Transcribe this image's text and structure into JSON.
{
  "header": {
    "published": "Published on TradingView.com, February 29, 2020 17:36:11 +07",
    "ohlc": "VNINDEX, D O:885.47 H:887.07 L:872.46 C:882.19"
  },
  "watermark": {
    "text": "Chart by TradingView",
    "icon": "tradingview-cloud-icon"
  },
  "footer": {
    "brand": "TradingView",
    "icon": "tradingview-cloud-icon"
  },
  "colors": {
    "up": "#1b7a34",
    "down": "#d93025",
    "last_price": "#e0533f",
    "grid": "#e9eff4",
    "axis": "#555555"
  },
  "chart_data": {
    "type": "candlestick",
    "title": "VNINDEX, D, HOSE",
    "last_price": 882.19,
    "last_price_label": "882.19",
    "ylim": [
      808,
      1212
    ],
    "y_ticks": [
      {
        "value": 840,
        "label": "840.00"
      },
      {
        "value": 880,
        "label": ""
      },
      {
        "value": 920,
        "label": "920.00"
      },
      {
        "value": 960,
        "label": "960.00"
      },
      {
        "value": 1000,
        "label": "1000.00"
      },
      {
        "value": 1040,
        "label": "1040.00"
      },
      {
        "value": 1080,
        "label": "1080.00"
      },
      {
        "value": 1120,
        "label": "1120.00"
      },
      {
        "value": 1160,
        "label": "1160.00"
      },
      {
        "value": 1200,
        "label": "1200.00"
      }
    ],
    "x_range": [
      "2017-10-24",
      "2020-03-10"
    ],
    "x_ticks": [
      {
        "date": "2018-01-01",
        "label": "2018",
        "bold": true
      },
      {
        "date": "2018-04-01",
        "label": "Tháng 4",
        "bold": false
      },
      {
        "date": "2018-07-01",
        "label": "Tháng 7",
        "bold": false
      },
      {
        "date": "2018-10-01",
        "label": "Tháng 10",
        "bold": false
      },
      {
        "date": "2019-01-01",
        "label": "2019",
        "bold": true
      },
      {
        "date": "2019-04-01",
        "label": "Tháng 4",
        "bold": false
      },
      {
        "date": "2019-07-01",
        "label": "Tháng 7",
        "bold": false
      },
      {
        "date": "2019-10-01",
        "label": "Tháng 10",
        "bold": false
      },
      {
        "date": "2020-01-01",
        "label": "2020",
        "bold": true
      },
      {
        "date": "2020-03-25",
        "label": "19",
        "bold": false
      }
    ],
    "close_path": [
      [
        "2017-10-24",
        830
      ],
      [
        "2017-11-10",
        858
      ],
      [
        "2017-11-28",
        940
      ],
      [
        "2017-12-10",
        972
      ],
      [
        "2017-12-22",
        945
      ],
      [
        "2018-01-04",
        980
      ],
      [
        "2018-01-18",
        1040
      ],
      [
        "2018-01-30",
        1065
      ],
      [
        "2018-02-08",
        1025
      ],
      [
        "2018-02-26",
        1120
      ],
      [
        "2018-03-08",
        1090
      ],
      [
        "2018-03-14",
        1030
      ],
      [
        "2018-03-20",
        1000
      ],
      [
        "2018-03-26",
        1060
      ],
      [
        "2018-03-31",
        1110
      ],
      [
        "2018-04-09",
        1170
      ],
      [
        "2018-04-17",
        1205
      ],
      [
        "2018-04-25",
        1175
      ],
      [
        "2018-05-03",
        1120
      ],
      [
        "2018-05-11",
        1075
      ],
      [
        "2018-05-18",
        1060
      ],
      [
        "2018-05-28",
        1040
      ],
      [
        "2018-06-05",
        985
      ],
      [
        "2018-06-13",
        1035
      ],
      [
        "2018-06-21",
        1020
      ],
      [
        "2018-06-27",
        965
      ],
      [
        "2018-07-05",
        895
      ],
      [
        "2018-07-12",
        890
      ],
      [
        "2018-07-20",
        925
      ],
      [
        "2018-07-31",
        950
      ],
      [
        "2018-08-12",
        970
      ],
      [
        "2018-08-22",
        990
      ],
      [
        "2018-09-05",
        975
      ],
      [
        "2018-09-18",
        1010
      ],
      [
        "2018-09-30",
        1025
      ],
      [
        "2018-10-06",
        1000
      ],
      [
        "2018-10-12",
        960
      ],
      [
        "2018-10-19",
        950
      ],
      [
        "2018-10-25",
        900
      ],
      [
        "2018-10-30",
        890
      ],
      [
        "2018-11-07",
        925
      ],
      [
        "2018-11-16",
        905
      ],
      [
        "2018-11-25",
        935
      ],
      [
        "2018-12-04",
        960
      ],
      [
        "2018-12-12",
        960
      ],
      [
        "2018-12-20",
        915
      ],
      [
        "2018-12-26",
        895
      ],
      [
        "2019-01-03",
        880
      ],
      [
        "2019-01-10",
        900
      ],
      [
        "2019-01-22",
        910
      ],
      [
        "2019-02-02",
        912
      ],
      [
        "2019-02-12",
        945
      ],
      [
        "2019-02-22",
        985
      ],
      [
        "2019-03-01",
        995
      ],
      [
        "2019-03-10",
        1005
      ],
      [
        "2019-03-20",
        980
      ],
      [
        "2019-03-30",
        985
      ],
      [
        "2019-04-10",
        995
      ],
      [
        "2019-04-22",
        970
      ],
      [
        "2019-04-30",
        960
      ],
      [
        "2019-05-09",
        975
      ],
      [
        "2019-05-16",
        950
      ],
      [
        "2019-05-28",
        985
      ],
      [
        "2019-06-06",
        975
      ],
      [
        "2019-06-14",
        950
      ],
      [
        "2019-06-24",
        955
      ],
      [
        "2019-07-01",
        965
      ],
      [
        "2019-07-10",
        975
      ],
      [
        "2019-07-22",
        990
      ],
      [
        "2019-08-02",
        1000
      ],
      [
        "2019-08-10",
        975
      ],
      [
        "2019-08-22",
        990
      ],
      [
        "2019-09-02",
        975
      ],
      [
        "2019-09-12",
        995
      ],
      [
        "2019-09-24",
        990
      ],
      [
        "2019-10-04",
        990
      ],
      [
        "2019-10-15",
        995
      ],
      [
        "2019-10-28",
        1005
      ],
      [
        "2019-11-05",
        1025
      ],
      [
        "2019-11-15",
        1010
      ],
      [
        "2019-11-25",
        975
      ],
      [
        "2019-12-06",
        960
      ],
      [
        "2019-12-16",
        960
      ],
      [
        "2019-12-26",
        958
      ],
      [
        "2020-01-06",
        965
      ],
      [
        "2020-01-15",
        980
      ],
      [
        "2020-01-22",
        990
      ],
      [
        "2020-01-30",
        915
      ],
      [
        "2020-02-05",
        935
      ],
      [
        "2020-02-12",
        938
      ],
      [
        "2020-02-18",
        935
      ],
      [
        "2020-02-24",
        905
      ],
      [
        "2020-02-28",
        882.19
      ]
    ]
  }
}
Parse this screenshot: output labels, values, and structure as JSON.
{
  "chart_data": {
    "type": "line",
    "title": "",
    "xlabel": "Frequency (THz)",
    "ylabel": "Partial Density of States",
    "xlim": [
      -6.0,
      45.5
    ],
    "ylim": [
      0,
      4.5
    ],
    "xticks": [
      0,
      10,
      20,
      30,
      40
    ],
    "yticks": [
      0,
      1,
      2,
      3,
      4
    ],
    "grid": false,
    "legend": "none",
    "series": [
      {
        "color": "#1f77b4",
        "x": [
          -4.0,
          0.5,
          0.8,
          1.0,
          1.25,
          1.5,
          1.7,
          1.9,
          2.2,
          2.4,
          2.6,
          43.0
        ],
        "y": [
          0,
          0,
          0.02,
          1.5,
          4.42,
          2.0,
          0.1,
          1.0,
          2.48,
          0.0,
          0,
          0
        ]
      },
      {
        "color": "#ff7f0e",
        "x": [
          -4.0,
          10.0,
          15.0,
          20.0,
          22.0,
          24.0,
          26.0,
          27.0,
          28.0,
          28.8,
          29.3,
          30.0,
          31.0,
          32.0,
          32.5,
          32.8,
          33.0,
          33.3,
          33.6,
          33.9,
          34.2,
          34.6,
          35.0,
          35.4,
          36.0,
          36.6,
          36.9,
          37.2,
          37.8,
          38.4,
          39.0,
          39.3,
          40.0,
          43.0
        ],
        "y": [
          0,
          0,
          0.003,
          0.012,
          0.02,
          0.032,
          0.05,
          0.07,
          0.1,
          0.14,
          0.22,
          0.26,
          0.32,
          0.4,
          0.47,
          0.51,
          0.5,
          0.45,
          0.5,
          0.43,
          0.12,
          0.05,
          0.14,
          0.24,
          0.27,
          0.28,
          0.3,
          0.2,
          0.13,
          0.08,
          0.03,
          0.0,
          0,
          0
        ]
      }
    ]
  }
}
┄┄┄┄┄┄┄┄┄┄
What is being asked: Search the data for the string "text". List each line that has it.

The result:
Transcribe this image's text and structure into JSON.
    "text": "Chart by TradingView",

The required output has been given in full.